BEGIN RECORDS SHOWN

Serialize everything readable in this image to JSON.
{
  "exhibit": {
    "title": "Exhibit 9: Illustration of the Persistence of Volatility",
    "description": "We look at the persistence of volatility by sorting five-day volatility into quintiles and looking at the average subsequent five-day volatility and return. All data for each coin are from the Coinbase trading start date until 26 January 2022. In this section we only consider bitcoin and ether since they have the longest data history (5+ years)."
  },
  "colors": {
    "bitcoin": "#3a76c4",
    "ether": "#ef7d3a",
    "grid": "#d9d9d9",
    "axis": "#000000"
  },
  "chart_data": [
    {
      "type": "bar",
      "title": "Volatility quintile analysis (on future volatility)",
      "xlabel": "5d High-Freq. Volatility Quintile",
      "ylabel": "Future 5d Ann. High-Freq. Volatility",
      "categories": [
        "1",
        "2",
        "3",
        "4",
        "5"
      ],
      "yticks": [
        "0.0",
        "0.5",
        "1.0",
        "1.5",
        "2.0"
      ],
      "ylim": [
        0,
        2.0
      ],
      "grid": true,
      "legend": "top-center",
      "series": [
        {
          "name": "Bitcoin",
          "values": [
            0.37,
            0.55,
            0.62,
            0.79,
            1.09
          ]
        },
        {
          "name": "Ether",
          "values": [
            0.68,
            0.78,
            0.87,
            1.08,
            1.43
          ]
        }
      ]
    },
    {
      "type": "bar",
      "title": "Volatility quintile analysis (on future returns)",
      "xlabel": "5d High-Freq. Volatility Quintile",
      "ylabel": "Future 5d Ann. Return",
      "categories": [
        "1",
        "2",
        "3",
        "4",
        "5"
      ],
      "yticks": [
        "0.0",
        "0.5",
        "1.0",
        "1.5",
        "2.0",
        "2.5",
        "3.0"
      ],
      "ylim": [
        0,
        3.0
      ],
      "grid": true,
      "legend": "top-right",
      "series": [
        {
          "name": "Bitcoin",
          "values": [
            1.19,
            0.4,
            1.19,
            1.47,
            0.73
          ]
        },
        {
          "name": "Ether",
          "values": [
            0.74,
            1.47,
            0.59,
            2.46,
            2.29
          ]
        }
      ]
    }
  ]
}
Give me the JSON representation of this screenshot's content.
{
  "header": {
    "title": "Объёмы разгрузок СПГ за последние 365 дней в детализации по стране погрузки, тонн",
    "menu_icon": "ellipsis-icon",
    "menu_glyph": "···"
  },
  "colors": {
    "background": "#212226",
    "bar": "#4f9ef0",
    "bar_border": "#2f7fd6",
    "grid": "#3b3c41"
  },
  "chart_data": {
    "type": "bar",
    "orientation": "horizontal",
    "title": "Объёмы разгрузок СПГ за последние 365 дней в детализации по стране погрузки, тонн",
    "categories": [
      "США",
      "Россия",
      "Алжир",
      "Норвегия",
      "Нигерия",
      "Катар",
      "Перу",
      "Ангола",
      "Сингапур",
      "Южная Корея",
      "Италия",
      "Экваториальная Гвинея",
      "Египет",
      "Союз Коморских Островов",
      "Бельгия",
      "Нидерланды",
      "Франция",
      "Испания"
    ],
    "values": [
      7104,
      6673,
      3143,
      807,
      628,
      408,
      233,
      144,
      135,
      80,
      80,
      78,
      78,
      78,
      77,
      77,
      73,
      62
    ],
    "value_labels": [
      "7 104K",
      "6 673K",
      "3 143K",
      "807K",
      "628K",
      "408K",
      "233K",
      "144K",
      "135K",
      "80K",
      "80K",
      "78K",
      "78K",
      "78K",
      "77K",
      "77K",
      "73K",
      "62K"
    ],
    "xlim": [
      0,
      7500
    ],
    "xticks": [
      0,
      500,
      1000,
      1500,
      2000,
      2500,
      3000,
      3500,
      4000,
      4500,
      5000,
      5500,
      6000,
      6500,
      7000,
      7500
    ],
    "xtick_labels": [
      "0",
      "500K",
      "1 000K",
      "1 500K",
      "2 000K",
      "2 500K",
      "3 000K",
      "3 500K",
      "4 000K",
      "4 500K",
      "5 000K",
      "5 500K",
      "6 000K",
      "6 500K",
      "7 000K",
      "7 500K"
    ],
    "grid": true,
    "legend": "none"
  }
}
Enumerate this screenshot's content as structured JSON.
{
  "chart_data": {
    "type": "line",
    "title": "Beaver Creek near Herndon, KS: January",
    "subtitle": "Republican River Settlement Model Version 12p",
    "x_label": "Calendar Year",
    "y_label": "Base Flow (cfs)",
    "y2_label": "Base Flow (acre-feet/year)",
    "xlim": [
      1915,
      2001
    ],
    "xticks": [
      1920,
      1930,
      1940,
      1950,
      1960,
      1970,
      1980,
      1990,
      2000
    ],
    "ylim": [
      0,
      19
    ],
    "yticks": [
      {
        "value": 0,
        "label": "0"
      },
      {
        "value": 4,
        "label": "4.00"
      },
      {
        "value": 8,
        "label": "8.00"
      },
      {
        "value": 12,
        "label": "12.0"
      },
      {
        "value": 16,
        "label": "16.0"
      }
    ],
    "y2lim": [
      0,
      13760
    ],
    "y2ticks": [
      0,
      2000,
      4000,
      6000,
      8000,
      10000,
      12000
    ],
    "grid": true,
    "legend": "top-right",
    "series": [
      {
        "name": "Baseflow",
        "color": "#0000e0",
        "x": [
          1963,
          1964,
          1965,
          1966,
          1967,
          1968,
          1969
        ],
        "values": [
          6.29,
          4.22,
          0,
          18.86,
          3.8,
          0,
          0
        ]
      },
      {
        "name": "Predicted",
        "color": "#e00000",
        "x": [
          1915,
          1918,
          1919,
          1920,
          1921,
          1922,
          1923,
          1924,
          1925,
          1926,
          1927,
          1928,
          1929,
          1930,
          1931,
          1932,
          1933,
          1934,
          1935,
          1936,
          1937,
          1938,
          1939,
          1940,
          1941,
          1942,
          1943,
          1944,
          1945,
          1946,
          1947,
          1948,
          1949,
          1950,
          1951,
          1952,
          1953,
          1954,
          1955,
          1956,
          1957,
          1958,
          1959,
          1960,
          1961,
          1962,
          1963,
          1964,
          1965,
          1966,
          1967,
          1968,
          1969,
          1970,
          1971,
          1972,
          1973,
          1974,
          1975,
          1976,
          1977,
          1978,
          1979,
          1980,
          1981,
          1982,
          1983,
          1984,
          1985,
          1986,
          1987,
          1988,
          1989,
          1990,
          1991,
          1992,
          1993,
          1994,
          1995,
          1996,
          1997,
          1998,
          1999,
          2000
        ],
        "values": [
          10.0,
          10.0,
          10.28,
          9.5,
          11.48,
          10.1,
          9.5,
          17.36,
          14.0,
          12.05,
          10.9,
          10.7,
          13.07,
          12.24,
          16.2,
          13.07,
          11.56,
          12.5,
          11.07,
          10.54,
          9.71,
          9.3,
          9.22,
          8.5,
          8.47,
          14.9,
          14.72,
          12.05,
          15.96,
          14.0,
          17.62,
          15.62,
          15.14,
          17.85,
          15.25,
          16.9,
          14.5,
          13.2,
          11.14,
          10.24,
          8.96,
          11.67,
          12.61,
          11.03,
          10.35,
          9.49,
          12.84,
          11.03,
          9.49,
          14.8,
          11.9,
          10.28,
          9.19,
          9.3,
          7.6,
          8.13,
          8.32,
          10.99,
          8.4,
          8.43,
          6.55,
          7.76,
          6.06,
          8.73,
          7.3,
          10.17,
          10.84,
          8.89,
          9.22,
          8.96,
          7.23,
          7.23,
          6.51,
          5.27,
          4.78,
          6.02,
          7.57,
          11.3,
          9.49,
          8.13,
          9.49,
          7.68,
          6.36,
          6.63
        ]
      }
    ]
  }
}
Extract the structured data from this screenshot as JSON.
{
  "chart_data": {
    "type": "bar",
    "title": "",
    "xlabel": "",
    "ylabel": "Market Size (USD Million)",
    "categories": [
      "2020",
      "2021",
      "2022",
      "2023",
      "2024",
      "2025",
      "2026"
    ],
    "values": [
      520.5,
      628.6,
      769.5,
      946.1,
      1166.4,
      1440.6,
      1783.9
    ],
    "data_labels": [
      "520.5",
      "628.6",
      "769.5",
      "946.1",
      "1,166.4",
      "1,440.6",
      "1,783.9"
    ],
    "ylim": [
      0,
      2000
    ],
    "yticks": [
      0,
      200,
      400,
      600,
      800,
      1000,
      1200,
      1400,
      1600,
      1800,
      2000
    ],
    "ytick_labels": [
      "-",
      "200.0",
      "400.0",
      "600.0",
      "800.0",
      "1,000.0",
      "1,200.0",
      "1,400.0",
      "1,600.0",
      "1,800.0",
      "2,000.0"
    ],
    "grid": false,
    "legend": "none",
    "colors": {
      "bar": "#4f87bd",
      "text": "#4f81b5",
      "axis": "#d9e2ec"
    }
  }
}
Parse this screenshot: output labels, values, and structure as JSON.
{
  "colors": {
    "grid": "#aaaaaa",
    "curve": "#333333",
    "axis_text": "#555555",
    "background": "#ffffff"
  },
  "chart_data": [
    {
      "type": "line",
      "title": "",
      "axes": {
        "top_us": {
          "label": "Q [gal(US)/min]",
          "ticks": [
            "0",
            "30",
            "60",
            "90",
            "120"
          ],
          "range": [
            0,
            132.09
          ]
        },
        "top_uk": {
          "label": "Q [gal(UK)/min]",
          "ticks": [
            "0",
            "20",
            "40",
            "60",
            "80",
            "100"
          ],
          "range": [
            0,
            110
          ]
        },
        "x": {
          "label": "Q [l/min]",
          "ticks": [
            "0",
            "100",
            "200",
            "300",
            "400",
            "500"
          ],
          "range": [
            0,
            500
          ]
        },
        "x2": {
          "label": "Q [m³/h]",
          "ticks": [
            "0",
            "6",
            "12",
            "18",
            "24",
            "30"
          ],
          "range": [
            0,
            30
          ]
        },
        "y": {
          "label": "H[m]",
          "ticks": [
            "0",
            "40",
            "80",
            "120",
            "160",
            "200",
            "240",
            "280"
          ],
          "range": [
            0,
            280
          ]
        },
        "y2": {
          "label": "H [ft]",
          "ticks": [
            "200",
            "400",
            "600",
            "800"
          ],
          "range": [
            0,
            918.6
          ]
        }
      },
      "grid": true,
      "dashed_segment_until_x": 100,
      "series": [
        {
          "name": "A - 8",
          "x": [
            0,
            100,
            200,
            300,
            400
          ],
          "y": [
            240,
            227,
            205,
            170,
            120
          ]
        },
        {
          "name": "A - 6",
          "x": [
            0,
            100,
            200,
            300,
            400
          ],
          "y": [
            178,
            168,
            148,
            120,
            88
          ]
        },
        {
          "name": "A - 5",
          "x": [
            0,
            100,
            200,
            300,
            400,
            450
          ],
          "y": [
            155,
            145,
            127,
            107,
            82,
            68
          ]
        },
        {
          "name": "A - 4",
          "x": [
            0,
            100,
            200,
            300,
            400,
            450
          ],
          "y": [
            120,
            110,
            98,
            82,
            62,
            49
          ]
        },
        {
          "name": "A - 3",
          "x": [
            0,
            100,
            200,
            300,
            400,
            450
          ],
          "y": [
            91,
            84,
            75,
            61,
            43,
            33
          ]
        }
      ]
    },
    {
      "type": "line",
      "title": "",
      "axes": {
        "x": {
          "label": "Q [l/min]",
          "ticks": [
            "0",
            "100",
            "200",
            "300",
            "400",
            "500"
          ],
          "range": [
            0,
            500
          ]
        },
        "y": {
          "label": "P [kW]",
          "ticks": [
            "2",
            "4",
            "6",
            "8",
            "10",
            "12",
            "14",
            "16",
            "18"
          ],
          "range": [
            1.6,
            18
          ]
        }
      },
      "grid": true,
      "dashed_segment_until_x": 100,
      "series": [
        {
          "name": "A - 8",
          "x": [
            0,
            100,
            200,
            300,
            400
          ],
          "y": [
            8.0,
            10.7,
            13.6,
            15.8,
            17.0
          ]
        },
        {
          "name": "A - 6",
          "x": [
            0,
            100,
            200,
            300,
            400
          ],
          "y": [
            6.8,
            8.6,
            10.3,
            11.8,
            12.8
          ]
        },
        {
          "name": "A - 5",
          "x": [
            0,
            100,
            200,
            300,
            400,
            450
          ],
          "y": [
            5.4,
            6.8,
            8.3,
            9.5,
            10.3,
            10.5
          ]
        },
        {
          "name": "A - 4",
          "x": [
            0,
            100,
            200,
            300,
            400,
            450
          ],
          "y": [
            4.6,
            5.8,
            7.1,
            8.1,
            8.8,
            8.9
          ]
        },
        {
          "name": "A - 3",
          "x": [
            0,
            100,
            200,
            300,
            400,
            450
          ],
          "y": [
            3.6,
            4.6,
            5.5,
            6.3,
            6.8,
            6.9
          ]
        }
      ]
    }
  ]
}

END RECORDS SHOWN

> _EXERCISE DESCRIPTION_
Find every line that has "January" in it, then return those lines.

> _WORKED SOLUTION_
    "description": "We look at the persistence of volatility by sorting five-day volatility into quintiles and looking at the average subsequent five-day volatility and return. All data for each coin are from the Coinbase trading start date until 26 January 2022. In this section we only consider bitcoin and ether since they have the longest data history (5+ years)."
    "title": "Beaver Creek near Herndon, KS: January",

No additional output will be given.